**Problem to solve**
Please copy the records below verbatim, line for line, leaving out the pictures.

**Material shown**
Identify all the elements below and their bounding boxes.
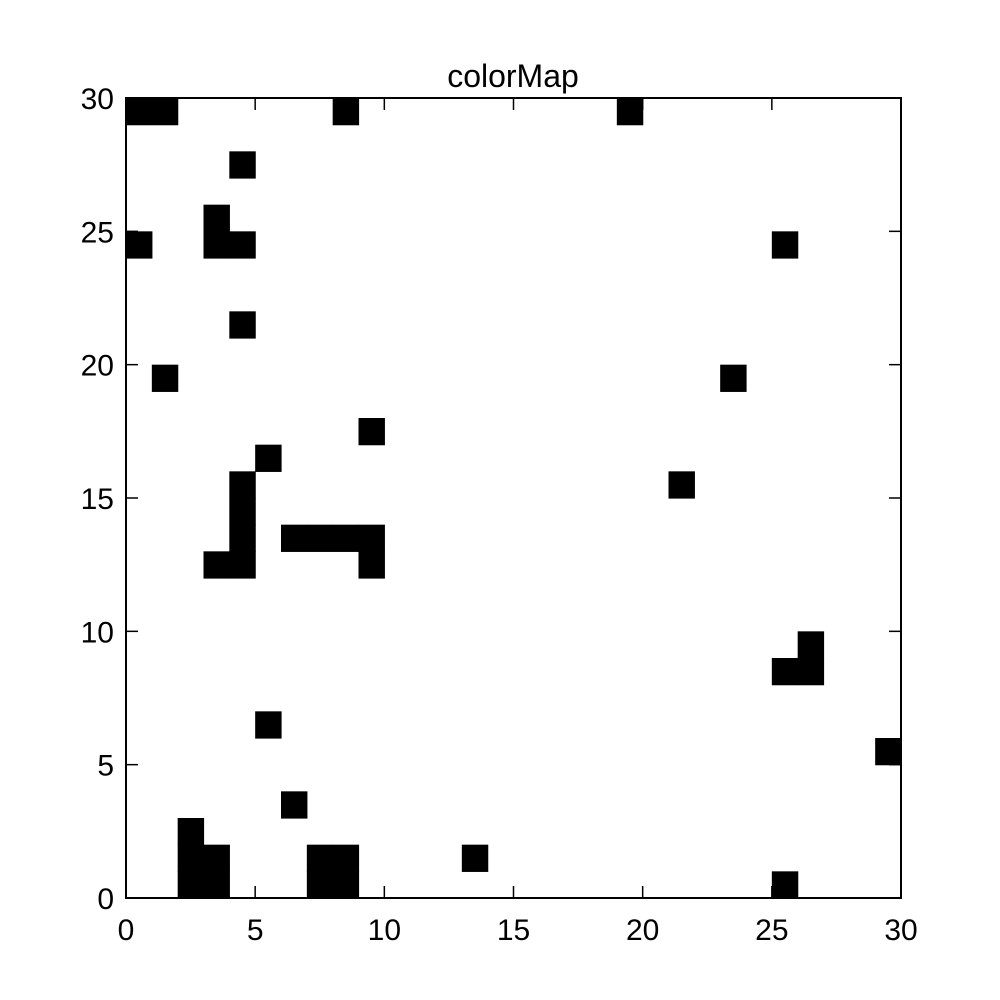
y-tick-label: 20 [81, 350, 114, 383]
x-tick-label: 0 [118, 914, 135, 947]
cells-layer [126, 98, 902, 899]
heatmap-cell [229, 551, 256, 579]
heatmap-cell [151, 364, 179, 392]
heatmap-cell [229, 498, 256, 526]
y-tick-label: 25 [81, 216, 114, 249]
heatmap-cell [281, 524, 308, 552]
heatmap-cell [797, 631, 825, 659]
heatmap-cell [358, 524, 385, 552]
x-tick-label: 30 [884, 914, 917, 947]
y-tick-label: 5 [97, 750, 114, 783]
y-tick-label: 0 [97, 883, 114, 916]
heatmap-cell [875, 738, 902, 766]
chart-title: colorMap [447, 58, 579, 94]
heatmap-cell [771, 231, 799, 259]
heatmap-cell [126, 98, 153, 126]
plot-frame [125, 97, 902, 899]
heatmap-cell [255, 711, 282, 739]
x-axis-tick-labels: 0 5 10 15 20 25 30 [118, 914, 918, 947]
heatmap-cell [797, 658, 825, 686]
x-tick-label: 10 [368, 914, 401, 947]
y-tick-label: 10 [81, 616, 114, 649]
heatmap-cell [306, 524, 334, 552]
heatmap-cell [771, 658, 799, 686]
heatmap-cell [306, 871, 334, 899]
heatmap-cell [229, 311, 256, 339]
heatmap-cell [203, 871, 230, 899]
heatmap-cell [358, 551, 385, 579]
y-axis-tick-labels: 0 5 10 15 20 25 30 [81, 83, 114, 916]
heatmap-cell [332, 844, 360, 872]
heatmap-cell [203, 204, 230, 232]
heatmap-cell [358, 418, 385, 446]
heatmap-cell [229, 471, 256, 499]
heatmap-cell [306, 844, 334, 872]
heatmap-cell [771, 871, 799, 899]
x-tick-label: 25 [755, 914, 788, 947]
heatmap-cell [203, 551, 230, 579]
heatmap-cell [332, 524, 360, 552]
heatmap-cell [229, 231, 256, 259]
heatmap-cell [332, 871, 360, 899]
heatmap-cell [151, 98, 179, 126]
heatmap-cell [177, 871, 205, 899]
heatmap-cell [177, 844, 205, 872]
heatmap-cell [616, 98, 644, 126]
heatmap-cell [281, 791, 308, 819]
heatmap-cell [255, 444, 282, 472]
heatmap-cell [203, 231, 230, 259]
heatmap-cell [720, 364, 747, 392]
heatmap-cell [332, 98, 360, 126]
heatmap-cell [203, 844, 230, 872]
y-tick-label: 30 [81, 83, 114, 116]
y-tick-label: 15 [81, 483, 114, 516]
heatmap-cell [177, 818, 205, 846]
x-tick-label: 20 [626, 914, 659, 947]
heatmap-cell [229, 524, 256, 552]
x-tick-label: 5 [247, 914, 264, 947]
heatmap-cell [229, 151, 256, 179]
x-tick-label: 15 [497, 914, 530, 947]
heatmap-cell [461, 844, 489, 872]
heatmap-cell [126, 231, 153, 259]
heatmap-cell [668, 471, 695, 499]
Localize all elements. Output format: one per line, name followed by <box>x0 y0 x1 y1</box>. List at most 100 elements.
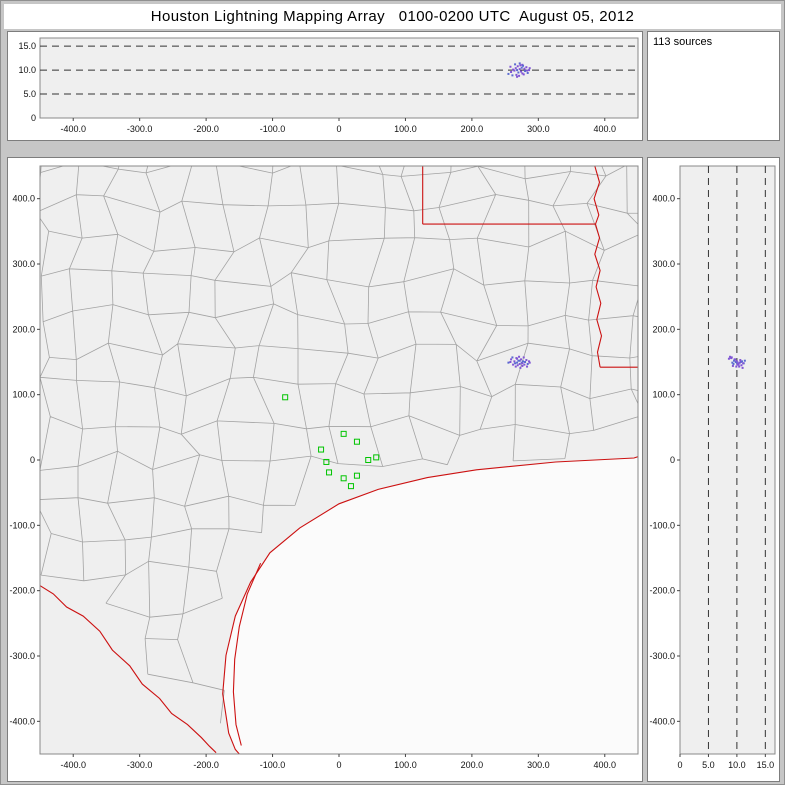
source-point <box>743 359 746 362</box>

**Result of this exercise**
Identify all the elements below and their bounding boxes.
y-tick-label: 20 [81, 350, 114, 383]
x-tick-label: 0 [118, 914, 135, 947]
cells-layer [126, 98, 902, 899]
heatmap-cell [229, 551, 256, 579]
heatmap-cell [151, 364, 179, 392]
heatmap-cell [229, 498, 256, 526]
y-tick-label: 25 [81, 216, 114, 249]
heatmap-cell [281, 524, 308, 552]
heatmap-cell [797, 631, 825, 659]
heatmap-cell [358, 524, 385, 552]
x-tick-label: 30 [884, 914, 917, 947]
y-tick-label: 5 [97, 750, 114, 783]
y-tick-label: 0 [97, 883, 114, 916]
heatmap-cell [875, 738, 902, 766]
chart-title: colorMap [447, 58, 579, 94]
heatmap-cell [771, 231, 799, 259]
heatmap-cell [126, 98, 153, 126]
plot-frame [125, 97, 902, 899]
heatmap-cell [255, 711, 282, 739]
x-axis-tick-labels: 0 5 10 15 20 25 30 [118, 914, 918, 947]
heatmap-cell [797, 658, 825, 686]
x-tick-label: 10 [368, 914, 401, 947]
y-tick-label: 10 [81, 616, 114, 649]
heatmap-cell [306, 524, 334, 552]
heatmap-cell [771, 658, 799, 686]
heatmap-cell [306, 871, 334, 899]
heatmap-cell [229, 311, 256, 339]
heatmap-cell [203, 871, 230, 899]
heatmap-cell [358, 551, 385, 579]
y-axis-tick-labels: 0 5 10 15 20 25 30 [81, 83, 114, 916]
heatmap-cell [332, 844, 360, 872]
heatmap-cell [203, 204, 230, 232]
heatmap-cell [358, 418, 385, 446]
heatmap-cell [229, 471, 256, 499]
heatmap-cell [306, 844, 334, 872]
heatmap-cell [771, 871, 799, 899]
x-tick-label: 25 [755, 914, 788, 947]
heatmap-cell [203, 551, 230, 579]
heatmap-cell [332, 524, 360, 552]
heatmap-cell [229, 231, 256, 259]
heatmap-cell [332, 871, 360, 899]
heatmap-cell [151, 98, 179, 126]
heatmap-cell [177, 871, 205, 899]
heatmap-cell [177, 844, 205, 872]
heatmap-cell [616, 98, 644, 126]
heatmap-cell [281, 791, 308, 819]
heatmap-cell [255, 444, 282, 472]
heatmap-cell [203, 231, 230, 259]
heatmap-cell [720, 364, 747, 392]
heatmap-cell [332, 98, 360, 126]
heatmap-cell [203, 844, 230, 872]
y-tick-label: 30 [81, 83, 114, 116]
y-tick-label: 15 [81, 483, 114, 516]
heatmap-cell [177, 818, 205, 846]
x-tick-label: 20 [626, 914, 659, 947]
heatmap-cell [229, 524, 256, 552]
x-tick-label: 5 [247, 914, 264, 947]
heatmap-cell [229, 151, 256, 179]
x-tick-label: 15 [497, 914, 530, 947]
heatmap-cell [461, 844, 489, 872]
heatmap-cell [126, 231, 153, 259]
heatmap-cell [668, 471, 695, 499]
Localize all elements. Output format: one per line, name followed by <box>x0 y0 x1 y1</box>. List at most 100 elements.
source-point <box>743 359 746 362</box>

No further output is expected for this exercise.